>> BEGIN

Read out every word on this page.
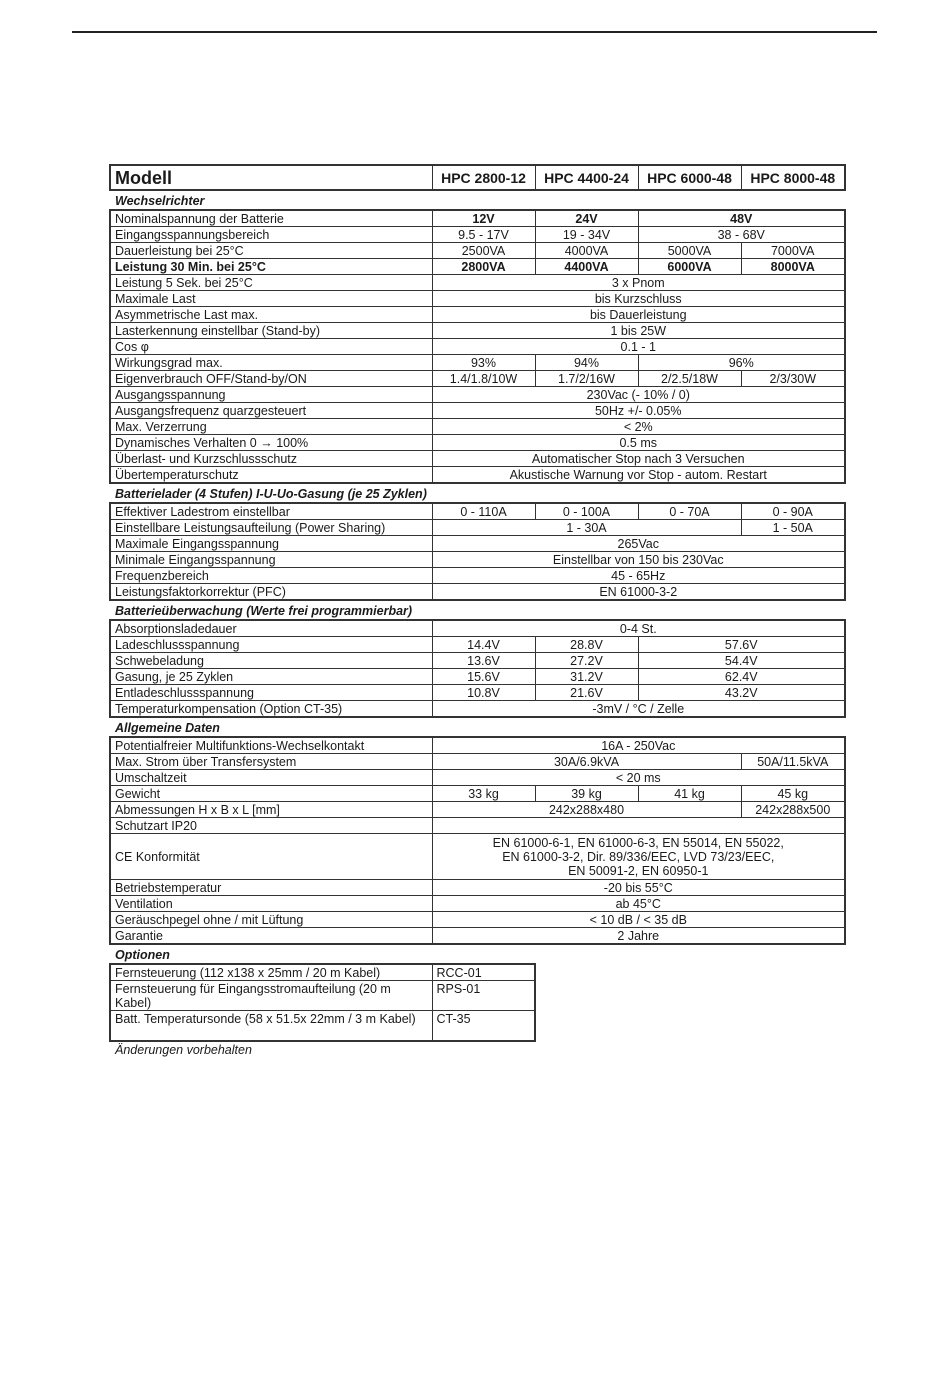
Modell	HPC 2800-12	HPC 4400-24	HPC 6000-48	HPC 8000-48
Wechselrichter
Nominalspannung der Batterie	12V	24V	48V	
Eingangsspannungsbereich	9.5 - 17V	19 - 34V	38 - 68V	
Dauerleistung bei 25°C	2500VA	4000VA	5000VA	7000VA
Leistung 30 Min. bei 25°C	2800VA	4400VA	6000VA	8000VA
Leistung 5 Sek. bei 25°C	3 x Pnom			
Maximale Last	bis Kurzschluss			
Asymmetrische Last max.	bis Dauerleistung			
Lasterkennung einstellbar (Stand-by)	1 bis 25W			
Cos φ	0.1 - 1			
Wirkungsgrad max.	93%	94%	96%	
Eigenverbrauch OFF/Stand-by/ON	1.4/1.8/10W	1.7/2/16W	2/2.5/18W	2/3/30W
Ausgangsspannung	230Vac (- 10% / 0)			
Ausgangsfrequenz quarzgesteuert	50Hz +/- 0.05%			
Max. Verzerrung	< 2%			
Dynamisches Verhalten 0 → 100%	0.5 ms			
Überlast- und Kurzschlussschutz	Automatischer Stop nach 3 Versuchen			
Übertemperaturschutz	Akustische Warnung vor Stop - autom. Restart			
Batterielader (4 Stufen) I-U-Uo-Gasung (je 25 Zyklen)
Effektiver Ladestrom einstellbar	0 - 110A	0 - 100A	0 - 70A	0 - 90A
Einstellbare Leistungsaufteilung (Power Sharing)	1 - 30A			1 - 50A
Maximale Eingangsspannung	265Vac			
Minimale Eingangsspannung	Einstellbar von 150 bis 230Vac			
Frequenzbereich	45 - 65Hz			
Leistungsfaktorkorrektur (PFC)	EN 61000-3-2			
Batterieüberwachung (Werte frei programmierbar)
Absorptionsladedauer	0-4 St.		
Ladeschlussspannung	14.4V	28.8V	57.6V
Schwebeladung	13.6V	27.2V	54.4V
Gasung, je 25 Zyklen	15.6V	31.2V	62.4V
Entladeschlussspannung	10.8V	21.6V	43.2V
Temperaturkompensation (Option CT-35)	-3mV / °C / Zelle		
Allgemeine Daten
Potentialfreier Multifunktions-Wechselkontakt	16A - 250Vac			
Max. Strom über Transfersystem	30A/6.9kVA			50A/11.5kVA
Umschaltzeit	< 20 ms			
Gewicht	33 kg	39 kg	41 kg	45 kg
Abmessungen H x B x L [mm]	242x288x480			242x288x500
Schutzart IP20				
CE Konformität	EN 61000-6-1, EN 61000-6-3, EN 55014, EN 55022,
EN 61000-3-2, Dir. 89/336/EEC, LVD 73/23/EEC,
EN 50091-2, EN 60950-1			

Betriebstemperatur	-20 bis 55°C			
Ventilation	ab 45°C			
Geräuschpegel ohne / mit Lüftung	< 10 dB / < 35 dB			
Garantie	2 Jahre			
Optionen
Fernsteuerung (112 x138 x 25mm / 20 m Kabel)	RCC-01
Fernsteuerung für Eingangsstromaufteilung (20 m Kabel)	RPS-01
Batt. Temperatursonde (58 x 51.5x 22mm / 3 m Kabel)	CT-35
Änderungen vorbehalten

>> END
>> BEGIN

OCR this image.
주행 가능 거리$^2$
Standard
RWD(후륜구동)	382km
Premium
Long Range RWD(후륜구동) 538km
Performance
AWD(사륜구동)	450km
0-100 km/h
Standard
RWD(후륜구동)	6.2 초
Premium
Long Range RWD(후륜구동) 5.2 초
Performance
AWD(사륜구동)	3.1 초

>> END

> EXERCISE DETAILS
Give the number of lines where the string "Maximale" occurs, without any further text.

> EXERCISE OUTPUT
2